BEGIN INPUT FOR THIS TASK
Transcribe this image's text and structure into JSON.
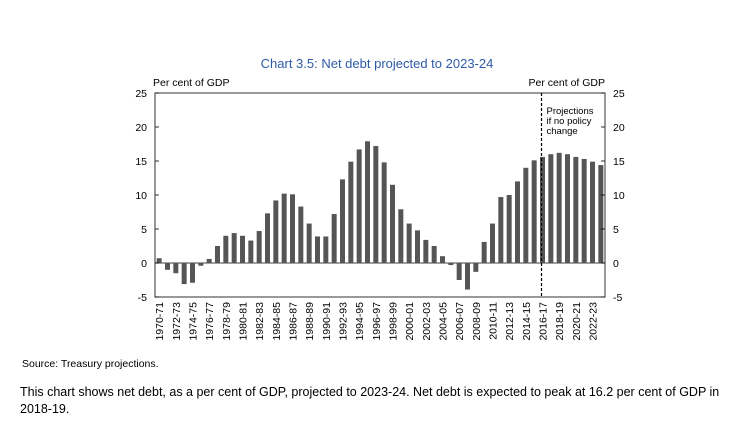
{
  "chart_data": {
    "type": "bar",
    "title": "Chart 3.5: Net debt projected to 2023-24",
    "ylabel_left": "Per cent of GDP",
    "ylabel_right": "Per cent of GDP",
    "ylim": [
      -5,
      25
    ],
    "yticks": [
      25,
      20,
      15,
      10,
      5,
      0,
      -5
    ],
    "annotation": [
      "Projections",
      "if no policy",
      "change"
    ],
    "projection_start": "2016-17",
    "tick_labels": [
      "1970-71",
      "1972-73",
      "1974-75",
      "1976-77",
      "1978-79",
      "1980-81",
      "1982-83",
      "1984-85",
      "1986-87",
      "1988-89",
      "1990-91",
      "1992-93",
      "1994-95",
      "1996-97",
      "1998-99",
      "2000-01",
      "2002-03",
      "2004-05",
      "2006-07",
      "2008-09",
      "2010-11",
      "2012-13",
      "2014-15",
      "2016-17",
      "2018-19",
      "2020-21",
      "2022-23"
    ],
    "categories": [
      "1970-71",
      "1971-72",
      "1972-73",
      "1973-74",
      "1974-75",
      "1975-76",
      "1976-77",
      "1977-78",
      "1978-79",
      "1979-80",
      "1980-81",
      "1981-82",
      "1982-83",
      "1983-84",
      "1984-85",
      "1985-86",
      "1986-87",
      "1987-88",
      "1988-89",
      "1989-90",
      "1990-91",
      "1991-92",
      "1992-93",
      "1993-94",
      "1994-95",
      "1995-96",
      "1996-97",
      "1997-98",
      "1998-99",
      "1999-00",
      "2000-01",
      "2001-02",
      "2002-03",
      "2003-04",
      "2004-05",
      "2005-06",
      "2006-07",
      "2007-08",
      "2008-09",
      "2009-10",
      "2010-11",
      "2011-12",
      "2012-13",
      "2013-14",
      "2014-15",
      "2015-16",
      "2016-17",
      "2017-18",
      "2018-19",
      "2019-20",
      "2020-21",
      "2021-22",
      "2022-23",
      "2023-24"
    ],
    "values": [
      0.7,
      -1.0,
      -1.5,
      -3.1,
      -2.9,
      -0.4,
      0.6,
      2.5,
      4.0,
      4.4,
      4.0,
      3.3,
      4.7,
      7.3,
      9.2,
      10.2,
      10.1,
      8.3,
      5.8,
      3.9,
      3.9,
      7.2,
      12.3,
      14.9,
      16.7,
      17.9,
      17.2,
      14.8,
      11.5,
      7.9,
      5.8,
      4.8,
      3.4,
      2.5,
      1.0,
      -0.3,
      -2.5,
      -3.9,
      -1.3,
      3.1,
      5.8,
      9.7,
      10.0,
      12.0,
      14.0,
      15.1,
      15.6,
      16.0,
      16.2,
      16.0,
      15.6,
      15.3,
      14.9,
      14.4
    ],
    "colors": {
      "bar": "#555555",
      "title": "#2e5aa8"
    }
  },
  "source": "Source: Treasury projections.",
  "description": "This chart shows net debt, as a per cent of GDP, projected to 2023-24. Net debt is expected to peak at 16.2 per cent of GDP in 2018-19."
}
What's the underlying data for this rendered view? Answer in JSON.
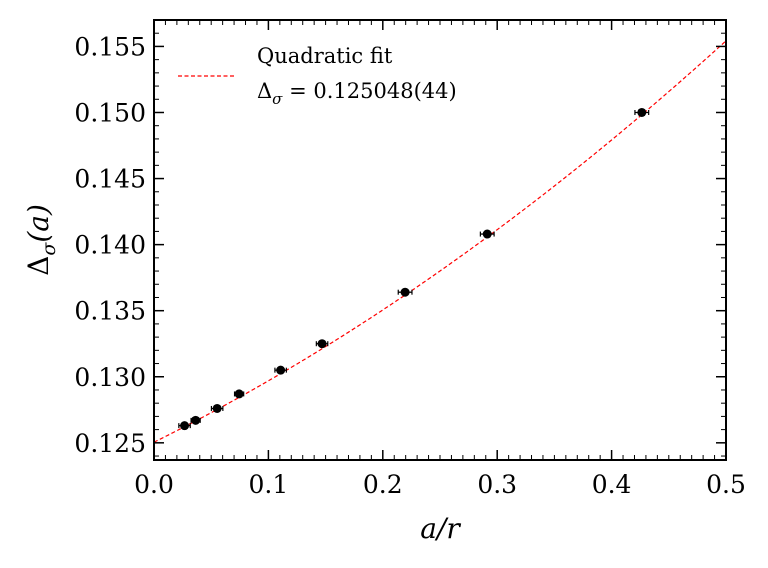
{
  "chart_data": {
    "type": "scatter",
    "xlabel": "a/r",
    "ylabel": "Δσ(a)",
    "xlim": [
      0.0,
      0.5
    ],
    "ylim": [
      0.1237,
      0.157
    ],
    "x_ticks": [
      0.0,
      0.1,
      0.2,
      0.3,
      0.4,
      0.5
    ],
    "x_tick_labels": [
      "0.0",
      "0.1",
      "0.2",
      "0.3",
      "0.4",
      "0.5"
    ],
    "y_ticks": [
      0.125,
      0.13,
      0.135,
      0.14,
      0.145,
      0.15,
      0.155
    ],
    "y_tick_labels": [
      "0.125",
      "0.130",
      "0.135",
      "0.140",
      "0.145",
      "0.150",
      "0.155"
    ],
    "grid": false,
    "legend_position": "top-left",
    "series": [
      {
        "kind": "points",
        "x": [
          0.0267,
          0.0364,
          0.0552,
          0.0744,
          0.1107,
          0.1469,
          0.2195,
          0.2913,
          0.4264
        ],
        "y": [
          0.1263,
          0.1267,
          0.1276,
          0.1287,
          0.1305,
          0.1325,
          0.1364,
          0.1408,
          0.15
        ],
        "x_err": [
          0.005,
          0.004,
          0.005,
          0.004,
          0.005,
          0.005,
          0.006,
          0.006,
          0.006
        ],
        "color": "#000000"
      },
      {
        "kind": "fit",
        "name": "Quadratic fit",
        "model": "quadratic",
        "coefficients": [
          0.125048,
          0.0429,
          0.0357
        ],
        "color": "#ff0000"
      }
    ],
    "legend": {
      "line1": "Quadratic fit",
      "line2_prefix": "Δ",
      "line2_sub": "σ",
      "line2_value": " = 0.125048(44)"
    }
  }
}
END INPUT FOR THIS TASK
- _WHAT IS BEING ASKED_
Images should not appear in the copy; retype the listing above exactly.

- _SOLUTION FOR THIS EXERCISE_
Transcribe this image's text and structure into JSON.
{
  "chart_data": {
    "type": "bar",
    "title": "Chart 3.5: Net debt projected to 2023-24",
    "ylabel_left": "Per cent of GDP",
    "ylabel_right": "Per cent of GDP",
    "ylim": [
      -5,
      25
    ],
    "yticks": [
      25,
      20,
      15,
      10,
      5,
      0,
      -5
    ],
    "annotation": [
      "Projections",
      "if no policy",
      "change"
    ],
    "projection_start": "2016-17",
    "tick_labels": [
      "1970-71",
      "1972-73",
      "1974-75",
      "1976-77",
      "1978-79",
      "1980-81",
      "1982-83",
      "1984-85",
      "1986-87",
      "1988-89",
      "1990-91",
      "1992-93",
      "1994-95",
      "1996-97",
      "1998-99",
      "2000-01",
      "2002-03",
      "2004-05",
      "2006-07",
      "2008-09",
      "2010-11",
      "2012-13",
      "2014-15",
      "2016-17",
      "2018-19",
      "2020-21",
      "2022-23"
    ],
    "categories": [
      "1970-71",
      "1971-72",
      "1972-73",
      "1973-74",
      "1974-75",
      "1975-76",
      "1976-77",
      "1977-78",
      "1978-79",
      "1979-80",
      "1980-81",
      "1981-82",
      "1982-83",
      "1983-84",
      "1984-85",
      "1985-86",
      "1986-87",
      "1987-88",
      "1988-89",
      "1989-90",
      "1990-91",
      "1991-92",
      "1992-93",
      "1993-94",
      "1994-95",
      "1995-96",
      "1996-97",
      "1997-98",
      "1998-99",
      "1999-00",
      "2000-01",
      "2001-02",
      "2002-03",
      "2003-04",
      "2004-05",
      "2005-06",
      "2006-07",
      "2007-08",
      "2008-09",
      "2009-10",
      "2010-11",
      "2011-12",
      "2012-13",
      "2013-14",
      "2014-15",
      "2015-16",
      "2016-17",
      "2017-18",
      "2018-19",
      "2019-20",
      "2020-21",
      "2021-22",
      "2022-23",
      "2023-24"
    ],
    "values": [
      0.7,
      -1.0,
      -1.5,
      -3.1,
      -2.9,
      -0.4,
      0.6,
      2.5,
      4.0,
      4.4,
      4.0,
      3.3,
      4.7,
      7.3,
      9.2,
      10.2,
      10.1,
      8.3,
      5.8,
      3.9,
      3.9,
      7.2,
      12.3,
      14.9,
      16.7,
      17.9,
      17.2,
      14.8,
      11.5,
      7.9,
      5.8,
      4.8,
      3.4,
      2.5,
      1.0,
      -0.3,
      -2.5,
      -3.9,
      -1.3,
      3.1,
      5.8,
      9.7,
      10.0,
      12.0,
      14.0,
      15.1,
      15.6,
      16.0,
      16.2,
      16.0,
      15.6,
      15.3,
      14.9,
      14.4
    ],
    "colors": {
      "bar": "#555555",
      "title": "#2e5aa8"
    }
  },
  "source": "Source: Treasury projections.",
  "description": "This chart shows net debt, as a per cent of GDP, projected to 2023-24. Net debt is expected to peak at 16.2 per cent of GDP in 2018-19."
}
What's the underlying data for this rendered view? Answer in JSON.
{
  "chart_data": {
    "type": "scatter",
    "xlabel": "a/r",
    "ylabel": "Δσ(a)",
    "xlim": [
      0.0,
      0.5
    ],
    "ylim": [
      0.1237,
      0.157
    ],
    "x_ticks": [
      0.0,
      0.1,
      0.2,
      0.3,
      0.4,
      0.5
    ],
    "x_tick_labels": [
      "0.0",
      "0.1",
      "0.2",
      "0.3",
      "0.4",
      "0.5"
    ],
    "y_ticks": [
      0.125,
      0.13,
      0.135,
      0.14,
      0.145,
      0.15,
      0.155
    ],
    "y_tick_labels": [
      "0.125",
      "0.130",
      "0.135",
      "0.140",
      "0.145",
      "0.150",
      "0.155"
    ],
    "grid": false,
    "legend_position": "top-left",
    "series": [
      {
        "kind": "points",
        "x": [
          0.0267,
          0.0364,
          0.0552,
          0.0744,
          0.1107,
          0.1469,
          0.2195,
          0.2913,
          0.4264
        ],
        "y": [
          0.1263,
          0.1267,
          0.1276,
          0.1287,
          0.1305,
          0.1325,
          0.1364,
          0.1408,
          0.15
        ],
        "x_err": [
          0.005,
          0.004,
          0.005,
          0.004,
          0.005,
          0.005,
          0.006,
          0.006,
          0.006
        ],
        "color": "#000000"
      },
      {
        "kind": "fit",
        "name": "Quadratic fit",
        "model": "quadratic",
        "coefficients": [
          0.125048,
          0.0429,
          0.0357
        ],
        "color": "#ff0000"
      }
    ],
    "legend": {
      "line1": "Quadratic fit",
      "line2_prefix": "Δ",
      "line2_sub": "σ",
      "line2_value": " = 0.125048(44)"
    }
  }
}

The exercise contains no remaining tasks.